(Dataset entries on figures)
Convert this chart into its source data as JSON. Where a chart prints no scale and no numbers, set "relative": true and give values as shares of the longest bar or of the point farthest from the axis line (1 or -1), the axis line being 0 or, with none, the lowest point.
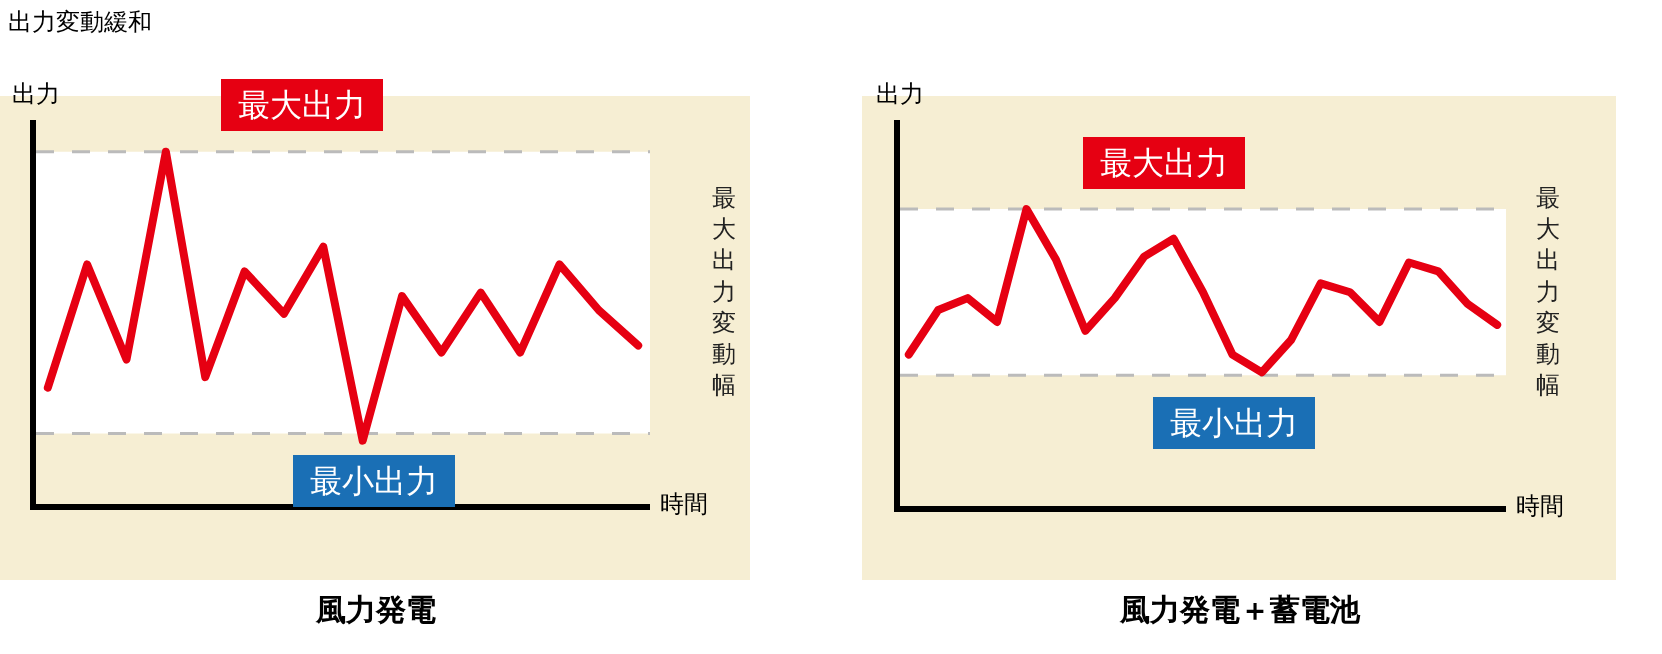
{
  "chart_data": [
    {
      "type": "line",
      "relative": true,
      "title": "出力変動緩和",
      "ylabel": "出力",
      "xlabel": "時間",
      "categories": [
        null,
        null,
        null,
        null,
        null,
        null,
        null,
        null,
        null,
        null,
        null,
        null,
        null,
        null,
        null,
        null
      ],
      "series": [
        {
          "color": "#e60012",
          "values": [
            0.33,
            0.68,
            0.41,
            1.0,
            0.36,
            0.66,
            0.54,
            0.73,
            0.18,
            0.59,
            0.43,
            0.6,
            0.43,
            0.68,
            0.55,
            0.45
          ]
        }
      ],
      "ref_lines": [
        {
          "axis": "y",
          "value": 1.0,
          "label": "最大出力",
          "color": "#bbbbbb",
          "line_style": "dashed"
        },
        {
          "axis": "y",
          "value": 0.2,
          "label": "最小出力",
          "color": "#bbbbbb",
          "line_style": "dashed"
        }
      ],
      "bands": [
        {
          "axis": "y",
          "from": 0.2,
          "to": 1.0,
          "label": "最大出力変動幅",
          "color": "#ffffff"
        }
      ],
      "annotations": [
        "風力発電"
      ]
    },
    {
      "type": "line",
      "relative": true,
      "ylabel": "出力",
      "xlabel": "時間",
      "categories": [
        null,
        null,
        null,
        null,
        null,
        null,
        null,
        null,
        null,
        null,
        null,
        null,
        null,
        null,
        null,
        null,
        null,
        null,
        null,
        null,
        null
      ],
      "series": [
        {
          "color": "#e60012",
          "values": [
            0.51,
            0.66,
            0.7,
            0.62,
            1.0,
            0.83,
            0.59,
            0.7,
            0.84,
            0.9,
            0.72,
            0.51,
            0.45,
            0.56,
            0.75,
            0.72,
            0.62,
            0.82,
            0.79,
            0.68,
            0.61
          ]
        }
      ],
      "ref_lines": [
        {
          "axis": "y",
          "value": 1.0,
          "label": "最大出力",
          "color": "#bbbbbb",
          "line_style": "dashed"
        },
        {
          "axis": "y",
          "value": 0.44,
          "label": "最小出力",
          "color": "#bbbbbb",
          "line_style": "dashed"
        }
      ],
      "bands": [
        {
          "axis": "y",
          "from": 0.44,
          "to": 1.0,
          "label": "最大出力変動幅",
          "color": "#ffffff"
        }
      ],
      "annotations": [
        "風力発電＋蓄電池"
      ]
    }
  ]
}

**YOUR INSTRUCTIONS**
Please write out all the data again word for word, but not the pictures.

**ANSWER TO THIS PROBLEM**
Convert this chart into its source data as JSON. Where a chart prints no scale and no numbers, set "relative": true and give values as shares of the longest bar or of the point farthest from the axis line (1 or -1), the axis line being 0 or, with none, the lowest point.
{
  "chart_data": [
    {
      "type": "line",
      "relative": true,
      "title": "出力変動緩和",
      "ylabel": "出力",
      "xlabel": "時間",
      "categories": [
        null,
        null,
        null,
        null,
        null,
        null,
        null,
        null,
        null,
        null,
        null,
        null,
        null,
        null,
        null,
        null
      ],
      "series": [
        {
          "color": "#e60012",
          "values": [
            0.33,
            0.68,
            0.41,
            1.0,
            0.36,
            0.66,
            0.54,
            0.73,
            0.18,
            0.59,
            0.43,
            0.6,
            0.43,
            0.68,
            0.55,
            0.45
          ]
        }
      ],
      "ref_lines": [
        {
          "axis": "y",
          "value": 1.0,
          "label": "最大出力",
          "color": "#bbbbbb",
          "line_style": "dashed"
        },
        {
          "axis": "y",
          "value": 0.2,
          "label": "最小出力",
          "color": "#bbbbbb",
          "line_style": "dashed"
        }
      ],
      "bands": [
        {
          "axis": "y",
          "from": 0.2,
          "to": 1.0,
          "label": "最大出力変動幅",
          "color": "#ffffff"
        }
      ],
      "annotations": [
        "風力発電"
      ]
    },
    {
      "type": "line",
      "relative": true,
      "ylabel": "出力",
      "xlabel": "時間",
      "categories": [
        null,
        null,
        null,
        null,
        null,
        null,
        null,
        null,
        null,
        null,
        null,
        null,
        null,
        null,
        null,
        null,
        null,
        null,
        null,
        null,
        null
      ],
      "series": [
        {
          "color": "#e60012",
          "values": [
            0.51,
            0.66,
            0.7,
            0.62,
            1.0,
            0.83,
            0.59,
            0.7,
            0.84,
            0.9,
            0.72,
            0.51,
            0.45,
            0.56,
            0.75,
            0.72,
            0.62,
            0.82,
            0.79,
            0.68,
            0.61
          ]
        }
      ],
      "ref_lines": [
        {
          "axis": "y",
          "value": 1.0,
          "label": "最大出力",
          "color": "#bbbbbb",
          "line_style": "dashed"
        },
        {
          "axis": "y",
          "value": 0.44,
          "label": "最小出力",
          "color": "#bbbbbb",
          "line_style": "dashed"
        }
      ],
      "bands": [
        {
          "axis": "y",
          "from": 0.44,
          "to": 1.0,
          "label": "最大出力変動幅",
          "color": "#ffffff"
        }
      ],
      "annotations": [
        "風力発電＋蓄電池"
      ]
    }
  ]
}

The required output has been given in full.